_Dataset extract_:

▬▬▬▬▬▬▬▬▬▬

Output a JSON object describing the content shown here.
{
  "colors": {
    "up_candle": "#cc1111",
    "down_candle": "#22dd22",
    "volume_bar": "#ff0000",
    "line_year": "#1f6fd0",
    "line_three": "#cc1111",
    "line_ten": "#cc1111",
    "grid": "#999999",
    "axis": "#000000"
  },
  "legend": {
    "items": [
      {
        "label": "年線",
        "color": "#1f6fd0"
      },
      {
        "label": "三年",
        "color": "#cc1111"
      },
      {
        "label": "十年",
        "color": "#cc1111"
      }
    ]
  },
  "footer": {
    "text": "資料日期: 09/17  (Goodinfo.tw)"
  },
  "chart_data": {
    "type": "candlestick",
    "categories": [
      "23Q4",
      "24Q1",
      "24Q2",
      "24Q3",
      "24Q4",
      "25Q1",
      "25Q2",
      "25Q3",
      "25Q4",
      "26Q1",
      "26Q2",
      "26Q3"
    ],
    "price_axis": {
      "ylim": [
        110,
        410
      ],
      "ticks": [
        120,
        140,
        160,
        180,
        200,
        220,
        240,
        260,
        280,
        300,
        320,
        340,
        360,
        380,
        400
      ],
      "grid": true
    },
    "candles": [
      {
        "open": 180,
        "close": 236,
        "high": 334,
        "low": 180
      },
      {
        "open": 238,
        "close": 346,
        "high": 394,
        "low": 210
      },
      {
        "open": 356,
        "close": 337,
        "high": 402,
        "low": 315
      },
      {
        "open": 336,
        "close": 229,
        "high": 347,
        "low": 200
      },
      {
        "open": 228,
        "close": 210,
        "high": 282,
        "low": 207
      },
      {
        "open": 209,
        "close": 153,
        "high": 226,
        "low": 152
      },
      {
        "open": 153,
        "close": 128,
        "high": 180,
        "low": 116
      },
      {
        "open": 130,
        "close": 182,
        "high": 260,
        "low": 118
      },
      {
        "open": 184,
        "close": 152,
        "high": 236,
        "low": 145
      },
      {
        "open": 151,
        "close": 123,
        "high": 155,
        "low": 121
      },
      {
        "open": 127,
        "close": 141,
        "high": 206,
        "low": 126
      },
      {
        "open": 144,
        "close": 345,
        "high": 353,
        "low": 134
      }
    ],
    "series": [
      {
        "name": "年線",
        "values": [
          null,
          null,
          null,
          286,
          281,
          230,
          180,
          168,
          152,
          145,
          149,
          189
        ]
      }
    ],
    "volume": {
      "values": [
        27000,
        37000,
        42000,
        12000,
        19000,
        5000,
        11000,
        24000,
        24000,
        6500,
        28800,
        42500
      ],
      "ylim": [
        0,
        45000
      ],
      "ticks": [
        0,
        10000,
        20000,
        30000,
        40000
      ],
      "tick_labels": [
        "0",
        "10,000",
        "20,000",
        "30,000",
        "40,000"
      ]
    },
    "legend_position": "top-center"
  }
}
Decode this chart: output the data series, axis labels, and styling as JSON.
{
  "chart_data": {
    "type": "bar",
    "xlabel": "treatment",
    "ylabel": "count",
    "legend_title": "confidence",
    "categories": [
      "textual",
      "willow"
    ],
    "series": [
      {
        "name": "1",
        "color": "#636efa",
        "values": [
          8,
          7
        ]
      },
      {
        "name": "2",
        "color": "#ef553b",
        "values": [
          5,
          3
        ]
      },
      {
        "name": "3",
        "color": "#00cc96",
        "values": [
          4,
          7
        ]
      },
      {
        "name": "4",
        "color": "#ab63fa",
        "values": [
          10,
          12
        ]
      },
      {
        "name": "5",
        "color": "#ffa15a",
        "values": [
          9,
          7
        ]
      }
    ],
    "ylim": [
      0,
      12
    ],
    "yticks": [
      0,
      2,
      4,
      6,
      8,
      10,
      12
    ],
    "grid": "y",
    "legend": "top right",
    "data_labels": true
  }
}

▬▬▬▬▬▬▬▬▬▬

_Your task_: Please set down all the data word for word.

_Solution for this problem_:
Output a JSON object describing the content shown here.
{
  "colors": {
    "up_candle": "#cc1111",
    "down_candle": "#22dd22",
    "volume_bar": "#ff0000",
    "line_year": "#1f6fd0",
    "line_three": "#cc1111",
    "line_ten": "#cc1111",
    "grid": "#999999",
    "axis": "#000000"
  },
  "legend": {
    "items": [
      {
        "label": "年線",
        "color": "#1f6fd0"
      },
      {
        "label": "三年",
        "color": "#cc1111"
      },
      {
        "label": "十年",
        "color": "#cc1111"
      }
    ]
  },
  "footer": {
    "text": "資料日期: 09/17  (Goodinfo.tw)"
  },
  "chart_data": {
    "type": "candlestick",
    "categories": [
      "23Q4",
      "24Q1",
      "24Q2",
      "24Q3",
      "24Q4",
      "25Q1",
      "25Q2",
      "25Q3",
      "25Q4",
      "26Q1",
      "26Q2",
      "26Q3"
    ],
    "price_axis": {
      "ylim": [
        110,
        410
      ],
      "ticks": [
        120,
        140,
        160,
        180,
        200,
        220,
        240,
        260,
        280,
        300,
        320,
        340,
        360,
        380,
        400
      ],
      "grid": true
    },
    "candles": [
      {
        "open": 180,
        "close": 236,
        "high": 334,
        "low": 180
      },
      {
        "open": 238,
        "close": 346,
        "high": 394,
        "low": 210
      },
      {
        "open": 356,
        "close": 337,
        "high": 402,
        "low": 315
      },
      {
        "open": 336,
        "close": 229,
        "high": 347,
        "low": 200
      },
      {
        "open": 228,
        "close": 210,
        "high": 282,
        "low": 207
      },
      {
        "open": 209,
        "close": 153,
        "high": 226,
        "low": 152
      },
      {
        "open": 153,
        "close": 128,
        "high": 180,
        "low": 116
      },
      {
        "open": 130,
        "close": 182,
        "high": 260,
        "low": 118
      },
      {
        "open": 184,
        "close": 152,
        "high": 236,
        "low": 145
      },
      {
        "open": 151,
        "close": 123,
        "high": 155,
        "low": 121
      },
      {
        "open": 127,
        "close": 141,
        "high": 206,
        "low": 126
      },
      {
        "open": 144,
        "close": 345,
        "high": 353,
        "low": 134
      }
    ],
    "series": [
      {
        "name": "年線",
        "values": [
          null,
          null,
          null,
          286,
          281,
          230,
          180,
          168,
          152,
          145,
          149,
          189
        ]
      }
    ],
    "volume": {
      "values": [
        27000,
        37000,
        42000,
        12000,
        19000,
        5000,
        11000,
        24000,
        24000,
        6500,
        28800,
        42500
      ],
      "ylim": [
        0,
        45000
      ],
      "ticks": [
        0,
        10000,
        20000,
        30000,
        40000
      ],
      "tick_labels": [
        "0",
        "10,000",
        "20,000",
        "30,000",
        "40,000"
      ]
    },
    "legend_position": "top-center"
  }
}
Decode this chart: output the data series, axis labels, and styling as JSON.
{
  "chart_data": {
    "type": "bar",
    "xlabel": "treatment",
    "ylabel": "count",
    "legend_title": "confidence",
    "categories": [
      "textual",
      "willow"
    ],
    "series": [
      {
        "name": "1",
        "color": "#636efa",
        "values": [
          8,
          7
        ]
      },
      {
        "name": "2",
        "color": "#ef553b",
        "values": [
          5,
          3
        ]
      },
      {
        "name": "3",
        "color": "#00cc96",
        "values": [
          4,
          7
        ]
      },
      {
        "name": "4",
        "color": "#ab63fa",
        "values": [
          10,
          12
        ]
      },
      {
        "name": "5",
        "color": "#ffa15a",
        "values": [
          9,
          7
        ]
      }
    ],
    "ylim": [
      0,
      12
    ],
    "yticks": [
      0,
      2,
      4,
      6,
      8,
      10,
      12
    ],
    "grid": "y",
    "legend": "top right",
    "data_labels": true
  }
}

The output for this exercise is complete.